**WHAT TO DO**
The reply has to be a number alone, equal to how many lines in the entries below hold the string "cells".

**Extracts from a graphics dataset**
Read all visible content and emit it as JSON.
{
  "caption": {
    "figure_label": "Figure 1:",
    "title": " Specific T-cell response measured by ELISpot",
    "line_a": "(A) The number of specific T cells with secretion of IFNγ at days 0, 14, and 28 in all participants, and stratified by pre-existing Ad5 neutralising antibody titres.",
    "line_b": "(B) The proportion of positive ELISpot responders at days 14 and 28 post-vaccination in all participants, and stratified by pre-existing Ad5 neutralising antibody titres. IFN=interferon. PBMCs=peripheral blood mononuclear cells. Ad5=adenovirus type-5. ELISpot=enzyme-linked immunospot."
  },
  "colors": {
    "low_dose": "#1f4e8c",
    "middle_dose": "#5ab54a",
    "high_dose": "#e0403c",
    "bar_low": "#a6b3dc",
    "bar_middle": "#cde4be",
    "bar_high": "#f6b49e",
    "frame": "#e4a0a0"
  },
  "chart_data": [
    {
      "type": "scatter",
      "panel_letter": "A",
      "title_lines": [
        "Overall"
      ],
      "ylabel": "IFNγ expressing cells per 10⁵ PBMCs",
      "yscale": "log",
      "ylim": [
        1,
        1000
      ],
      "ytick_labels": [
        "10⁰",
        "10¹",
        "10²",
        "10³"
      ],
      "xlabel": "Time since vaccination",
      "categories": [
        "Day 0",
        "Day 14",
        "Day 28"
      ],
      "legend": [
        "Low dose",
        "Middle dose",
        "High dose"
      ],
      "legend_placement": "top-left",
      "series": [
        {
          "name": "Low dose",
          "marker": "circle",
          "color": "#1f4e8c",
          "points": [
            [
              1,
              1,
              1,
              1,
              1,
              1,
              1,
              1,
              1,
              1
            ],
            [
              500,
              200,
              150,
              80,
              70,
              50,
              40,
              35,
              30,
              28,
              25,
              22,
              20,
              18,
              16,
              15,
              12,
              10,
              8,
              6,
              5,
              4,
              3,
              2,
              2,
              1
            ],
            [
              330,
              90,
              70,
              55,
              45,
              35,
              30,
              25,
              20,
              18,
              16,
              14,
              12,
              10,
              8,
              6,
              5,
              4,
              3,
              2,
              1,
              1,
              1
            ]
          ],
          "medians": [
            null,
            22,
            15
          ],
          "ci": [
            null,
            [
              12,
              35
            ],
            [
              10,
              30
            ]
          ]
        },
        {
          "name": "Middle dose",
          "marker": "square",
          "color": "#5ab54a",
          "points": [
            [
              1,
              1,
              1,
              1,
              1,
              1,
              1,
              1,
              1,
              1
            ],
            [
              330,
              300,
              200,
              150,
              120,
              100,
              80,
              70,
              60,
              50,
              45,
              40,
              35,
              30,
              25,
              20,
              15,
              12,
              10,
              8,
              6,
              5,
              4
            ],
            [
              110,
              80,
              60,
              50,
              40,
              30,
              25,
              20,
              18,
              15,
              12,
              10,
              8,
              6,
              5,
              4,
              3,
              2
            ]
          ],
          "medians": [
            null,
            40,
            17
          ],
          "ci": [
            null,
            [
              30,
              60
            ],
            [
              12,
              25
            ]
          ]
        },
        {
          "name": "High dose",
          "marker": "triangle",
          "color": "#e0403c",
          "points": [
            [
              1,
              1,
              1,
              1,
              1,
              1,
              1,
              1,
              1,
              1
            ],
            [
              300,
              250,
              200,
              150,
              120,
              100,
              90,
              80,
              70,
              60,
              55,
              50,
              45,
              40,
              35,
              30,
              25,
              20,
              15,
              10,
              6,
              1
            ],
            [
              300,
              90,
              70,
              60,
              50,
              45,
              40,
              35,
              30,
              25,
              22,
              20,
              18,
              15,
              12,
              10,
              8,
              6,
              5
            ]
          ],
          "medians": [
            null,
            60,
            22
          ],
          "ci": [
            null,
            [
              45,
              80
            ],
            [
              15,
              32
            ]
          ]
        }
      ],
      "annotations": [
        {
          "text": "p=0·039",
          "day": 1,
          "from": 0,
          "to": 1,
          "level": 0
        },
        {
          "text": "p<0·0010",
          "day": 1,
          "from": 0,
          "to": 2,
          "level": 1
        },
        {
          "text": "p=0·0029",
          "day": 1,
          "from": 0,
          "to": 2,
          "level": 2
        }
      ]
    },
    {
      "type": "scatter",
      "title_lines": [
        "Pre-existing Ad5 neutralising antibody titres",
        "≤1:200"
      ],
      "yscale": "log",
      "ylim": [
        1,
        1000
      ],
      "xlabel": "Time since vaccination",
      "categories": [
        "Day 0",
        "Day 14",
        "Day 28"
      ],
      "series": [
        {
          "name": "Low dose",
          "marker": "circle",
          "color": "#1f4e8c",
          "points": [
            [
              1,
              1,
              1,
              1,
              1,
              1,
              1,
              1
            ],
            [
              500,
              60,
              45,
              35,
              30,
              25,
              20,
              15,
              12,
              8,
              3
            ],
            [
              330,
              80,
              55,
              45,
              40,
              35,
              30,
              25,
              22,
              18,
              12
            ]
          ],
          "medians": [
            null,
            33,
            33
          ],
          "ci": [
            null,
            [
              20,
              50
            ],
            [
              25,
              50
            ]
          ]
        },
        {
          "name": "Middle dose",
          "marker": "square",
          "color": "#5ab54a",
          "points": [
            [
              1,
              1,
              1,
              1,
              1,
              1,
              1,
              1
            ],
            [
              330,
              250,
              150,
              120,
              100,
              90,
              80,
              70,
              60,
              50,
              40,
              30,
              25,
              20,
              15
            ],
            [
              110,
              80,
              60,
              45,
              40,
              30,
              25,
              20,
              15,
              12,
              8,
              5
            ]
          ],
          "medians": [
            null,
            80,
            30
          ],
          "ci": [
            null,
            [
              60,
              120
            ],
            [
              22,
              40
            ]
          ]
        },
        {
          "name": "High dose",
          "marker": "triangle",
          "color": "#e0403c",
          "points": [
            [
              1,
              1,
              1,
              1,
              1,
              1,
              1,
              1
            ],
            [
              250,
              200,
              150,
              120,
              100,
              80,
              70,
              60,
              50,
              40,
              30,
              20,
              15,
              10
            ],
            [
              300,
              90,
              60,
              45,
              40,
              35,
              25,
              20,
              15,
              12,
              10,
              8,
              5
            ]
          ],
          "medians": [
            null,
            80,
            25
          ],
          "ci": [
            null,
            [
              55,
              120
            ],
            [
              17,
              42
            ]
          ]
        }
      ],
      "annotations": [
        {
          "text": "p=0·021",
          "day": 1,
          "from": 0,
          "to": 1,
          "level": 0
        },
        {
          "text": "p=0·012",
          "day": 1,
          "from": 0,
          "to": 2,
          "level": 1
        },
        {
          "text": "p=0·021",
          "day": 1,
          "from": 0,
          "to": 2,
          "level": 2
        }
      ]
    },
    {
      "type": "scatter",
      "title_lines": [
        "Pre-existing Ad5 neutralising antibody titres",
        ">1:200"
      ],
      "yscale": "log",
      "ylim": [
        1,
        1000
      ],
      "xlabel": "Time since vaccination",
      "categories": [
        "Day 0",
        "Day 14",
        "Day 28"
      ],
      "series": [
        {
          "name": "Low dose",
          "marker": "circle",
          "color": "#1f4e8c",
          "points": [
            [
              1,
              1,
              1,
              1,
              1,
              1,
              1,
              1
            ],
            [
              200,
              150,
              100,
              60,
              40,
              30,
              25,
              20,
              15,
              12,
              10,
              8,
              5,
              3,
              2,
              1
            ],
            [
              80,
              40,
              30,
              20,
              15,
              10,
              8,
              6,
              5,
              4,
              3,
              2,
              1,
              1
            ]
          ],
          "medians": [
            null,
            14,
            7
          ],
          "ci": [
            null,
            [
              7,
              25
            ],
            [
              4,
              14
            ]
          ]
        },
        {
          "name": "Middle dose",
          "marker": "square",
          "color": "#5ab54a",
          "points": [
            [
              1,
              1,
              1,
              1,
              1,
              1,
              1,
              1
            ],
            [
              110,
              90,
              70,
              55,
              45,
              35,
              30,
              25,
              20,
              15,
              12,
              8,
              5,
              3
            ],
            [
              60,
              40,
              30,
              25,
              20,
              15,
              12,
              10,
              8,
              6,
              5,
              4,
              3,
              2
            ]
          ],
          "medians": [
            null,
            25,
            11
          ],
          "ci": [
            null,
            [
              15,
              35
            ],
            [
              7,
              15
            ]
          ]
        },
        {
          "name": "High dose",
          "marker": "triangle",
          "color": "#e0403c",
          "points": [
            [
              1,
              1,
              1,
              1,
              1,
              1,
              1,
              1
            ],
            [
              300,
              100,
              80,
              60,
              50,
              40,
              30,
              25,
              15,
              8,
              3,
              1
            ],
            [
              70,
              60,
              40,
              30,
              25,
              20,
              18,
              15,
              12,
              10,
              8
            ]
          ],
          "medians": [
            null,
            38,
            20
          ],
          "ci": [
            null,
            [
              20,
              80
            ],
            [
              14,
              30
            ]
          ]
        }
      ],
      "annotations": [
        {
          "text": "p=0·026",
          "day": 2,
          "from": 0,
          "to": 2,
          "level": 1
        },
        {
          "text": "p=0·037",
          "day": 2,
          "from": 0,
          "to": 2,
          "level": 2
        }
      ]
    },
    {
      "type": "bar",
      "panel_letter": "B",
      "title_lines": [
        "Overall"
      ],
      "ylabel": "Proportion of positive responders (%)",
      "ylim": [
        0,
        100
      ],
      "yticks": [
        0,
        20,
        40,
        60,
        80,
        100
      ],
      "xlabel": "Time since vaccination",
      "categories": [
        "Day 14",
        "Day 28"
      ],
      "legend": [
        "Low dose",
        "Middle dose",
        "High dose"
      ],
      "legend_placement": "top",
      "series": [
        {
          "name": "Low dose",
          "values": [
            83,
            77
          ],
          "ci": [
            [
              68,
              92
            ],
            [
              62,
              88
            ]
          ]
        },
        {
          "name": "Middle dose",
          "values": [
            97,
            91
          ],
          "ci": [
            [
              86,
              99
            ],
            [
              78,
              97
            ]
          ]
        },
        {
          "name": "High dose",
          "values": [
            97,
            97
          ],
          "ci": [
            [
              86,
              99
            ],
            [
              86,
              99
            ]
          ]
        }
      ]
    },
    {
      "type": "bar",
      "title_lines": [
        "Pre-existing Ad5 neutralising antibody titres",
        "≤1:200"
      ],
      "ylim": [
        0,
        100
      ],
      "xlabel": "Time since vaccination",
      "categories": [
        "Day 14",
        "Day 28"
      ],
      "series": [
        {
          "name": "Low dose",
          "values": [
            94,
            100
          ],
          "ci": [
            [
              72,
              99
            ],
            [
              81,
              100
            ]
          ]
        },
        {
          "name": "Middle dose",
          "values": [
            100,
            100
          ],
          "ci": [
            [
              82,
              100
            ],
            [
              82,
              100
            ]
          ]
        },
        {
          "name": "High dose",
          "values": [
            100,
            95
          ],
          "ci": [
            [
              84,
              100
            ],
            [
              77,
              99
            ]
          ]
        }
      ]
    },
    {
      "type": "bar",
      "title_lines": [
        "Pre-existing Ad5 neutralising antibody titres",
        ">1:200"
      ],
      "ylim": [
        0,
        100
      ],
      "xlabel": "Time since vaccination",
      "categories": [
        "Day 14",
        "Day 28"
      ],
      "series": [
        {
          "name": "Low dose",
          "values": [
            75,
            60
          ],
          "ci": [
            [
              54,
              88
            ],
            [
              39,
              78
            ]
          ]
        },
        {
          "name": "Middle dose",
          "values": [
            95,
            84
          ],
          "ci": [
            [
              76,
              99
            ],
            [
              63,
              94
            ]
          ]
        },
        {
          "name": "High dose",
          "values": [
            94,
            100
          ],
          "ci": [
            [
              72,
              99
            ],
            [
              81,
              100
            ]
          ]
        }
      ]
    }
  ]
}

**ANSWER SECTION**
3